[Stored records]
....................
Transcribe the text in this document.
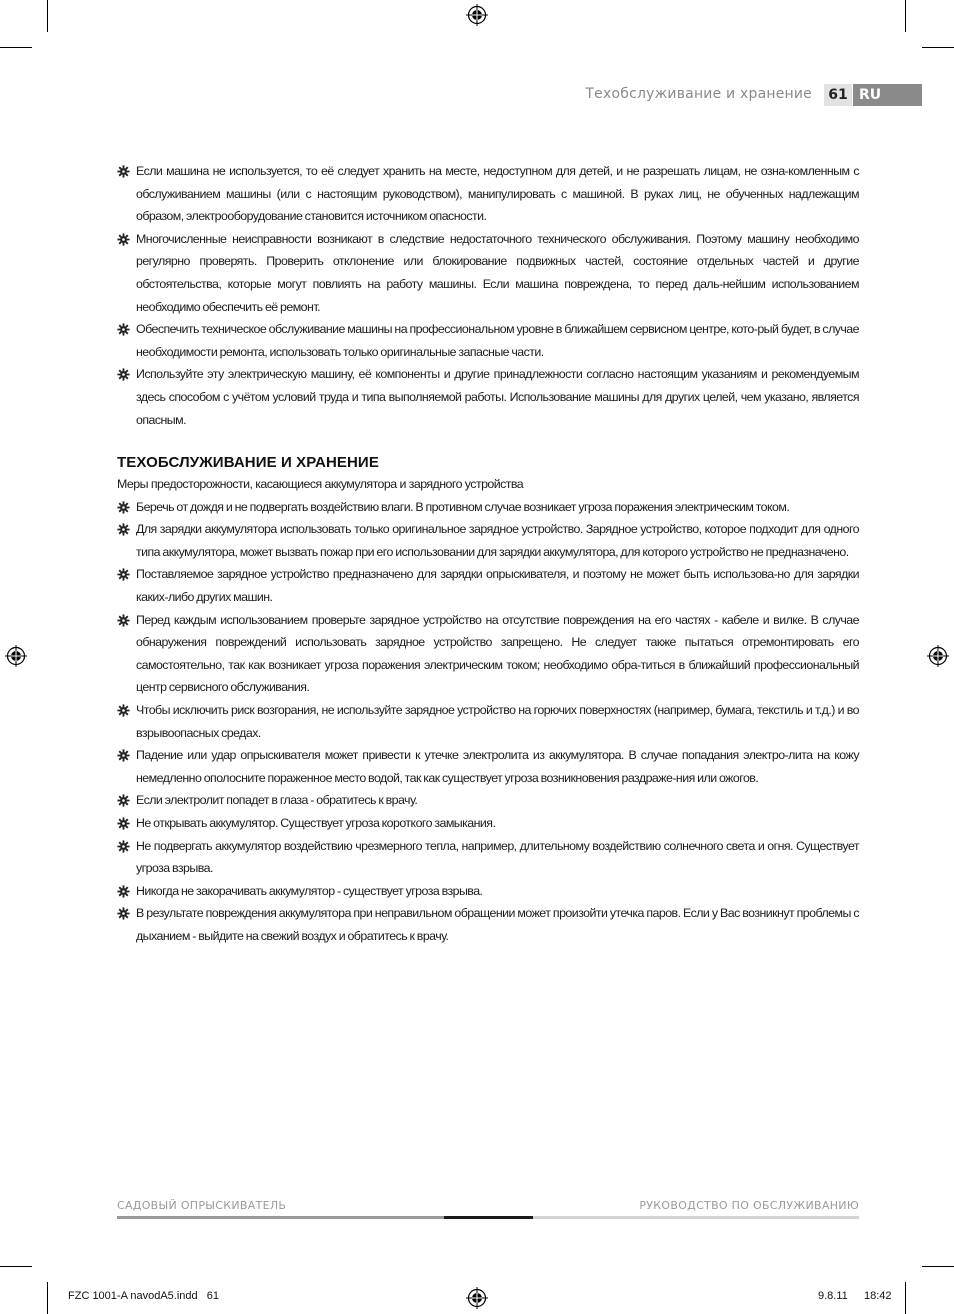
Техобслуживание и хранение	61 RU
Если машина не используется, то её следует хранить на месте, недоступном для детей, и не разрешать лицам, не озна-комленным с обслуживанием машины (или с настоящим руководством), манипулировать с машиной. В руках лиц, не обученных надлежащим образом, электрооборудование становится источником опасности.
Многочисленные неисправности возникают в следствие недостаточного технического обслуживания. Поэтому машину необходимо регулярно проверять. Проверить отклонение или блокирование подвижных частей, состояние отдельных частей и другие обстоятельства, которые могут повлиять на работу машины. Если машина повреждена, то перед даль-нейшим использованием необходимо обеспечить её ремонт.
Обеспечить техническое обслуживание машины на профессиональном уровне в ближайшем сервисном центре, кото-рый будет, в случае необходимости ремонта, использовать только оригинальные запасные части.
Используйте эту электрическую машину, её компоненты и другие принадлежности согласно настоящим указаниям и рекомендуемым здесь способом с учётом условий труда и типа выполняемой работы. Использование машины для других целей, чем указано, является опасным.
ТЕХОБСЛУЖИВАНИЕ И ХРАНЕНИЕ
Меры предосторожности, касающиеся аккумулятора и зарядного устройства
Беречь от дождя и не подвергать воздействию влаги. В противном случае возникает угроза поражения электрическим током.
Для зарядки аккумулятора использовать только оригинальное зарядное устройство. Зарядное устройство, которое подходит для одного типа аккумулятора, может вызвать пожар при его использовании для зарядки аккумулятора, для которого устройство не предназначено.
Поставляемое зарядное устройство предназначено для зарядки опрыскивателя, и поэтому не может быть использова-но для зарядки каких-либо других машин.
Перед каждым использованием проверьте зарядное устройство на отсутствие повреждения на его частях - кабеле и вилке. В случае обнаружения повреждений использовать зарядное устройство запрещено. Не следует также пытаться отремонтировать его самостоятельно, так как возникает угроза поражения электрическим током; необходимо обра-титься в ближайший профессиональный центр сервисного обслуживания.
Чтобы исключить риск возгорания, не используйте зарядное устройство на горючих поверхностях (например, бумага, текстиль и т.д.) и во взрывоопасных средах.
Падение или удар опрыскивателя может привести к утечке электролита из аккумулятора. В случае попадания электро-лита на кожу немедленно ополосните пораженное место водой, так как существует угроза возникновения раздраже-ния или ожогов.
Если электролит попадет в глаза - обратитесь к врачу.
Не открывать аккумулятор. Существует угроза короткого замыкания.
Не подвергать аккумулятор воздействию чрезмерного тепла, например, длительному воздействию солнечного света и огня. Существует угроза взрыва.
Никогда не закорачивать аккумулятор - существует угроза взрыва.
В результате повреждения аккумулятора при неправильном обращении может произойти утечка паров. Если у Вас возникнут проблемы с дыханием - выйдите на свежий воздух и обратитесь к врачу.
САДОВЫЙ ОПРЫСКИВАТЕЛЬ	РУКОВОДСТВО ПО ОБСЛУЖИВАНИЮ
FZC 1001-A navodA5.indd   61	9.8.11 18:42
....................
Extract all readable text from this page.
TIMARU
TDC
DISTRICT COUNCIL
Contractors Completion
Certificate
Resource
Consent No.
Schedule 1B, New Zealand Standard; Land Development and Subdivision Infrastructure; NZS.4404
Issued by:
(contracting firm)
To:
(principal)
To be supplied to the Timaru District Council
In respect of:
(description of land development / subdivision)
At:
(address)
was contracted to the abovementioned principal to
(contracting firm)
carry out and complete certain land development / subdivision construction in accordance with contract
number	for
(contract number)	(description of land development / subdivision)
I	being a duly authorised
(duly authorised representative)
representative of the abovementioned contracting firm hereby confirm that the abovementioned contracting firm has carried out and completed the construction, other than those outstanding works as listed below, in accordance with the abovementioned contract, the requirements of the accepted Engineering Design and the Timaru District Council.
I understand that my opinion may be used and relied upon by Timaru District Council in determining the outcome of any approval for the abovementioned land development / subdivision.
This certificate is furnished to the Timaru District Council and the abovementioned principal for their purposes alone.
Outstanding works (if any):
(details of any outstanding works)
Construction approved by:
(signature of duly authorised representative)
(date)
....................
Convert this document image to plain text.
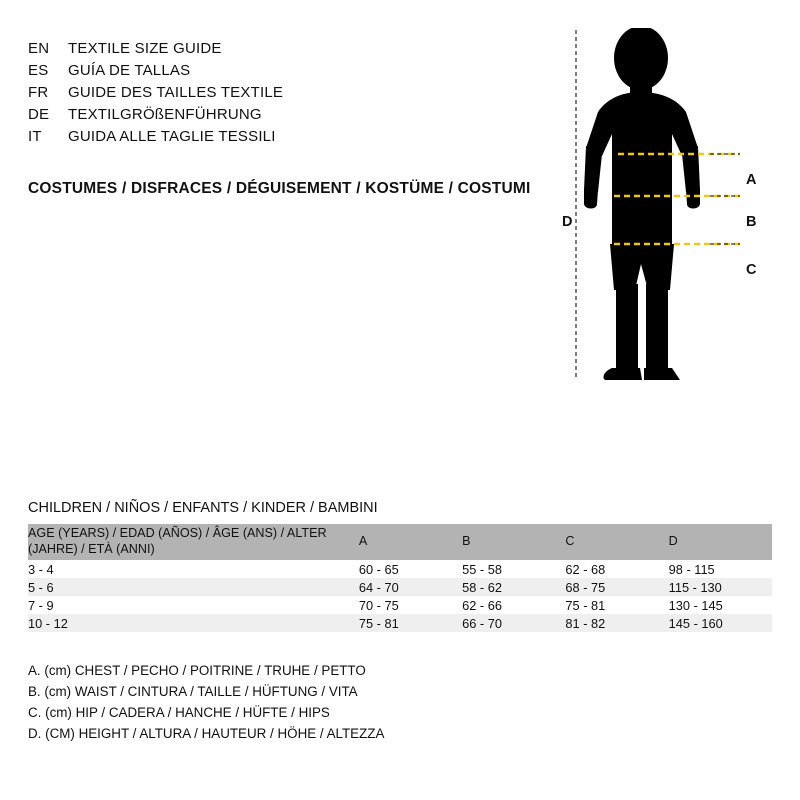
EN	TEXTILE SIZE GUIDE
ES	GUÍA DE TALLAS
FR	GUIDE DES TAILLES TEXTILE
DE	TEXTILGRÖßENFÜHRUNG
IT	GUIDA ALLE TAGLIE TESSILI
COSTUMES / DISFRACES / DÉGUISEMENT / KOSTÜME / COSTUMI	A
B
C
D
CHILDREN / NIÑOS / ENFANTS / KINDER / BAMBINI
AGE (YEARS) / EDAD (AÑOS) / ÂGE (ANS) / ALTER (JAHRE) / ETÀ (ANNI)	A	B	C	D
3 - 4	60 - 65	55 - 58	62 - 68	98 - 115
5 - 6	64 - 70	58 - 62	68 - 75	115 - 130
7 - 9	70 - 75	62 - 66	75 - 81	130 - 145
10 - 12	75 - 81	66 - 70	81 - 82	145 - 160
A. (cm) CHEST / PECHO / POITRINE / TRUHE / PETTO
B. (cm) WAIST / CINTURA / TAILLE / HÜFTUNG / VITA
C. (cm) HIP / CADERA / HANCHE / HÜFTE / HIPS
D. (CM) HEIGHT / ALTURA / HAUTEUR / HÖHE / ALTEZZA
....................
## What is asked
Find each line that has the word "обслуживания", then copy it out.

## Output for this task
Многочисленные неисправности возникают в следствие недостаточного технического обслуживания. Поэтому машину необходимо регулярно проверять. Проверить отклонение или блокирование подвижных частей, состояние отдельных частей и другие обстоятельства, которые могут повлиять на работу машины. Если машина повреждена, то перед даль-нейшим использованием необходимо обеспечить её ремонт.
Перед каждым использованием проверьте зарядное устройство на отсутствие повреждения на его частях - кабеле и вилке. В случае обнаружения повреждений использовать зарядное устройство запрещено. Не следует также пытаться отремонтировать его самостоятельно, так как возникает угроза поражения электрическим током; необходимо обра-титься в ближайший профессиональный центр сервисного обслуживания.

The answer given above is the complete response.